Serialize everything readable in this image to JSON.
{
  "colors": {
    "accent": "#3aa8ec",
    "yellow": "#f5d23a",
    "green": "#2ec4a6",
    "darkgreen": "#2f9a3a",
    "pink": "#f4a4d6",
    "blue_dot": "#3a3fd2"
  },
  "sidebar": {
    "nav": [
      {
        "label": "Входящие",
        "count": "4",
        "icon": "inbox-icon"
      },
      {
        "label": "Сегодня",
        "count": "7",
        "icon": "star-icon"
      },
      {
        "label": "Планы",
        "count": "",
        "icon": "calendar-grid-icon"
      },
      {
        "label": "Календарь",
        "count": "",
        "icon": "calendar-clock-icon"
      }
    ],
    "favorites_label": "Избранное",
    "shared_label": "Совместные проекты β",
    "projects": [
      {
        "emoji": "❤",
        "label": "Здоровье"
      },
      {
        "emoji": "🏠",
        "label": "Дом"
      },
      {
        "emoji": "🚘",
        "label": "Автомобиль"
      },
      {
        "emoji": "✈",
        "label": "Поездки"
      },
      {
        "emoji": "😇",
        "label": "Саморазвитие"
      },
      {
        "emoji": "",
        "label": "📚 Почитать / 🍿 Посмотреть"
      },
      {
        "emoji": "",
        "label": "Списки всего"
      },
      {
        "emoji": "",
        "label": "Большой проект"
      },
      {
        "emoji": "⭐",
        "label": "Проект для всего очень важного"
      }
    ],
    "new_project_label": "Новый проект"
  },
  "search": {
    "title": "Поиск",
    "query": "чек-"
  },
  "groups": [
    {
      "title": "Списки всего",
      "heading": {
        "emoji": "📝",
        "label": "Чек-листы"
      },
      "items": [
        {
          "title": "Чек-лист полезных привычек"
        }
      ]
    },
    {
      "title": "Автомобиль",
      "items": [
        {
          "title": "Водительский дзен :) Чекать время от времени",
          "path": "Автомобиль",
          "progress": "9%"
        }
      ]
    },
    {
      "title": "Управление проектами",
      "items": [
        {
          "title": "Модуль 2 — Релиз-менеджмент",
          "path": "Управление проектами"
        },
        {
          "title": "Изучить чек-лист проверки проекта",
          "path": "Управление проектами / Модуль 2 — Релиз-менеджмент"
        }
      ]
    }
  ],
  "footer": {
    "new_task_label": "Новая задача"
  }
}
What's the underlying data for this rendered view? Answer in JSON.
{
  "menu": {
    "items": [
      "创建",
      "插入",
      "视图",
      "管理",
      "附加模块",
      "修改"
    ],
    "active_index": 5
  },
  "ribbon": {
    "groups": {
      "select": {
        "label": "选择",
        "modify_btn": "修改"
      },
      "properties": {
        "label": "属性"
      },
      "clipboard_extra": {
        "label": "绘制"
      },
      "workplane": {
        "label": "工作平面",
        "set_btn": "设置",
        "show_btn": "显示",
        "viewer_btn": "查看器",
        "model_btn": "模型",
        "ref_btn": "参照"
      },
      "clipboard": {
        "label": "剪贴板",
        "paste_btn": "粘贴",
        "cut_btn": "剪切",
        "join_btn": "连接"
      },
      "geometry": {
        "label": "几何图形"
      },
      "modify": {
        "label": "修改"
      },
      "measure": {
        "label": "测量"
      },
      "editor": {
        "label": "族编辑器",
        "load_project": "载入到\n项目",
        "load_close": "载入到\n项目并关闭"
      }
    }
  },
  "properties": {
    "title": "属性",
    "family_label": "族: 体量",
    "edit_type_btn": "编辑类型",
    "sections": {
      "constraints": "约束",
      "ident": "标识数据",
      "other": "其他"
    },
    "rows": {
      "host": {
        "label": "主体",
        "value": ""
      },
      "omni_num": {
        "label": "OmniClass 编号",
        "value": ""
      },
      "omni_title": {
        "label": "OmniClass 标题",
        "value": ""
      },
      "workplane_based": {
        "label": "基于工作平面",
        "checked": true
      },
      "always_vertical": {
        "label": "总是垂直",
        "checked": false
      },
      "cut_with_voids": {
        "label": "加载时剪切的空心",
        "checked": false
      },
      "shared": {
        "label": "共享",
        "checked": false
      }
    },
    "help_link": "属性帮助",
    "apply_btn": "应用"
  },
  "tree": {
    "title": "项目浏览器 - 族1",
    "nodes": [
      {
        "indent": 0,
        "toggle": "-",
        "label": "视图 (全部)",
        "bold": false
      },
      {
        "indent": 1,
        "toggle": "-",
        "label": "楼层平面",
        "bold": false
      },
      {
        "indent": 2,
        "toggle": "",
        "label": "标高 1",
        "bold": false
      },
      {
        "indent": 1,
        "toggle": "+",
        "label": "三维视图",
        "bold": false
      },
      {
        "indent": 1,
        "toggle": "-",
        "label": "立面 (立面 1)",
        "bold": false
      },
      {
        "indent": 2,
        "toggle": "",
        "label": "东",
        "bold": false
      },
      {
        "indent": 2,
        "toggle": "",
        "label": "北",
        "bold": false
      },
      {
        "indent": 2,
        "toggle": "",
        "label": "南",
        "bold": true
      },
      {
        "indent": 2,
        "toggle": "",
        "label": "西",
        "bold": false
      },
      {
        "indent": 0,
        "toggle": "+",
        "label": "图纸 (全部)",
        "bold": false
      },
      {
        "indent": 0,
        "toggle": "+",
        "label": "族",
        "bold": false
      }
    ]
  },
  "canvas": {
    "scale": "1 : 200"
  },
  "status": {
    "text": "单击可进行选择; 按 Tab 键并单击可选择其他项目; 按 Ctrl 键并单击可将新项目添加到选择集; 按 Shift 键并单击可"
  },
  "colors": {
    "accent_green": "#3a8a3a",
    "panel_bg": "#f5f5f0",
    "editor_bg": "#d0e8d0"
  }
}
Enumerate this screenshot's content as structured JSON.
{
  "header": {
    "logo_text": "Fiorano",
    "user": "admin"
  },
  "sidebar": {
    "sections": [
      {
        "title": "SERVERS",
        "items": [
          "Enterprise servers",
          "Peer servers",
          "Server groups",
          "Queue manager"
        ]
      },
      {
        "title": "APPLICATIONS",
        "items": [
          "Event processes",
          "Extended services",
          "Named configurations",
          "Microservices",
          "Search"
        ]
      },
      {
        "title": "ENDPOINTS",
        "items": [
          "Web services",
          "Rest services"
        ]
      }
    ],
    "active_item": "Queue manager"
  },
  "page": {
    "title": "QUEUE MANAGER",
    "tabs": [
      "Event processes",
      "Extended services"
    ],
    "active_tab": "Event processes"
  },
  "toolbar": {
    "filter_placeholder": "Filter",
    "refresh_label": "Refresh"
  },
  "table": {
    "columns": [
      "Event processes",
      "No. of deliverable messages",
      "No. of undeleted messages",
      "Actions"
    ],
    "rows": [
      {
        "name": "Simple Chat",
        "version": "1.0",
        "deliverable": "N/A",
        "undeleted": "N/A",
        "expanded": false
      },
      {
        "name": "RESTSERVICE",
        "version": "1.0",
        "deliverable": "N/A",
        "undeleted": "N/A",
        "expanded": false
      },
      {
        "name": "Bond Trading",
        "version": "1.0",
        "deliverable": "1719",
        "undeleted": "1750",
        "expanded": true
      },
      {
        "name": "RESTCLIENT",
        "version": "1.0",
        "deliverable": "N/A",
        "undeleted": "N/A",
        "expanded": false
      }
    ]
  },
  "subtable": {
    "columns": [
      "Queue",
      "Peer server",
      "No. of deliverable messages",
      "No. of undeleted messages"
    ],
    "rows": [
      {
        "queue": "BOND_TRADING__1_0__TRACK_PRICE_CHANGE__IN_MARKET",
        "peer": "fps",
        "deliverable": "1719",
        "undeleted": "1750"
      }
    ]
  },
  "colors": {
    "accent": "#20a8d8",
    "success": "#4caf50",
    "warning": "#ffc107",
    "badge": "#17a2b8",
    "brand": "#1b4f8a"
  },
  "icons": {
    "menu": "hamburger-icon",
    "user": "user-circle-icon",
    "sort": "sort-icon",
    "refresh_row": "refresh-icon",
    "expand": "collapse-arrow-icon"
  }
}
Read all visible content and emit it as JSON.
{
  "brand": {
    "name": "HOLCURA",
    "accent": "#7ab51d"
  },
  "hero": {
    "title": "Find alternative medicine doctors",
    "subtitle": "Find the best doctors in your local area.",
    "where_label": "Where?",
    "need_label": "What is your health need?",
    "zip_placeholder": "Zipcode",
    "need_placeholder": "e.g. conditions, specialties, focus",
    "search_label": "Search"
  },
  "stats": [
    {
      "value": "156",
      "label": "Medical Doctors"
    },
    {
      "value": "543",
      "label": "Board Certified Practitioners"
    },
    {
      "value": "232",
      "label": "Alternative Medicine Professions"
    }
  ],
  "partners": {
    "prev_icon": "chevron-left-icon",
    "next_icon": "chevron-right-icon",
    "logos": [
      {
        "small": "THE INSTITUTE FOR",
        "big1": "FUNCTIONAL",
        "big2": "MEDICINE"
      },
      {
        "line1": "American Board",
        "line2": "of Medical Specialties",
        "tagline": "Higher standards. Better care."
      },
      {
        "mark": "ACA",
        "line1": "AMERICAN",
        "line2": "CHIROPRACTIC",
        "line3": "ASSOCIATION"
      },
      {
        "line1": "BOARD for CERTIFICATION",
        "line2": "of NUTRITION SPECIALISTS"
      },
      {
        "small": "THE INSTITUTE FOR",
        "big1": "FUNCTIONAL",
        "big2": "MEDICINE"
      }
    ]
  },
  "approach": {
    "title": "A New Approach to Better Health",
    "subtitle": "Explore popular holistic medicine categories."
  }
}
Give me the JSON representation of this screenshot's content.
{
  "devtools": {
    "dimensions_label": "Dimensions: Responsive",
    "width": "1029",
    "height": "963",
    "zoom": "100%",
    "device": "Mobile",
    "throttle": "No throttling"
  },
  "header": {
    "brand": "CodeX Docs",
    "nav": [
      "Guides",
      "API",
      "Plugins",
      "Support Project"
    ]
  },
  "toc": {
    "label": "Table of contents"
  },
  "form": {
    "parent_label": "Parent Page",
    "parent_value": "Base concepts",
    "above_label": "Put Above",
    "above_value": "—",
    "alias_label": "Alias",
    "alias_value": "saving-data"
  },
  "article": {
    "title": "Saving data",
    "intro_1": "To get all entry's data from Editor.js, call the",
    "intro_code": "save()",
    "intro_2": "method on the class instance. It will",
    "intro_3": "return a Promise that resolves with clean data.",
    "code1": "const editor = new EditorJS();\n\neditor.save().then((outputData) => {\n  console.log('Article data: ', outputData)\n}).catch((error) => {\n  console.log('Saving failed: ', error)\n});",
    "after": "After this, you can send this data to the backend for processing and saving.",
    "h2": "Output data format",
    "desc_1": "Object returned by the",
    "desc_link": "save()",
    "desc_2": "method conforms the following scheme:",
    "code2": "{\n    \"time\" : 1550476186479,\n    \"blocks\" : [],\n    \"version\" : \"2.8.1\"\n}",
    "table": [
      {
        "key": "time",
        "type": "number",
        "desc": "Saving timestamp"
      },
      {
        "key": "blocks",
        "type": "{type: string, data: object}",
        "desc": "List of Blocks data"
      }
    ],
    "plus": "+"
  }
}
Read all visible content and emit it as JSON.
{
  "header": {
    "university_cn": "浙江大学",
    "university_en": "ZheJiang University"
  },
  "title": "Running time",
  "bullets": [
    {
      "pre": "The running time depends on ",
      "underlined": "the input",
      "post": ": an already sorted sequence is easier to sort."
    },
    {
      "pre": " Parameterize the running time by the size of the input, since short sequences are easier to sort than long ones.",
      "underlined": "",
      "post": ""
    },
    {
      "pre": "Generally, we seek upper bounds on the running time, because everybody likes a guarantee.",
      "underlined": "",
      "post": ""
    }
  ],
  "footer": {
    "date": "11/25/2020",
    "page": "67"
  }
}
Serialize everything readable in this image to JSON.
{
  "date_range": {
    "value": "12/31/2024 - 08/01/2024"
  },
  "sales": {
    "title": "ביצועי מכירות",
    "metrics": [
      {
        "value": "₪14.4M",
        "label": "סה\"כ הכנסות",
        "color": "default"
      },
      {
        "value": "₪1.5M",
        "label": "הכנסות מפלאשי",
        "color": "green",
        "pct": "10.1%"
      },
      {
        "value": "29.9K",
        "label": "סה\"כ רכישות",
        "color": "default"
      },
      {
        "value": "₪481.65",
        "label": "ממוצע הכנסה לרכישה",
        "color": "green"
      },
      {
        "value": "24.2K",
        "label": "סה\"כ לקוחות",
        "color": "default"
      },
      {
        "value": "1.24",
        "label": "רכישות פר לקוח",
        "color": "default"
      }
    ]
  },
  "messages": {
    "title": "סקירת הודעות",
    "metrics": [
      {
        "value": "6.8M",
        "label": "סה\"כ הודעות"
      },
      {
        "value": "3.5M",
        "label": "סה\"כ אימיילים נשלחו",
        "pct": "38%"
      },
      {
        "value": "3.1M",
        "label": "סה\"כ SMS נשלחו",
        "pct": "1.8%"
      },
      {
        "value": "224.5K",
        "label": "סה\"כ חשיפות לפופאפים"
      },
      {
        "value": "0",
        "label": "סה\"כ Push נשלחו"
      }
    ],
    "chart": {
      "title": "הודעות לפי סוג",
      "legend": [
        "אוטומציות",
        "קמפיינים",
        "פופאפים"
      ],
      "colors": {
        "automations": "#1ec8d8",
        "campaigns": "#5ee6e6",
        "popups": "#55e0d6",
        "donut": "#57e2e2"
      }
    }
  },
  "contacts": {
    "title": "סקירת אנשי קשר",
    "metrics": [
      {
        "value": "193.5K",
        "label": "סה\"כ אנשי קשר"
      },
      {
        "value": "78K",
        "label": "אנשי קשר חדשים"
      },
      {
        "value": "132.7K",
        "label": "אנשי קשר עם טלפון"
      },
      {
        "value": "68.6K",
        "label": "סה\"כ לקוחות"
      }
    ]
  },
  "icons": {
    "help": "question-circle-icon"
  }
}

☆ ☆ ☆ ☆ ☆ ☆ ☆

▶ **TASK INSTRUCTIONS**: Note how many lines of the material contain the string "Event". Then report that number by itself.

▶ **SOLUTION**: 4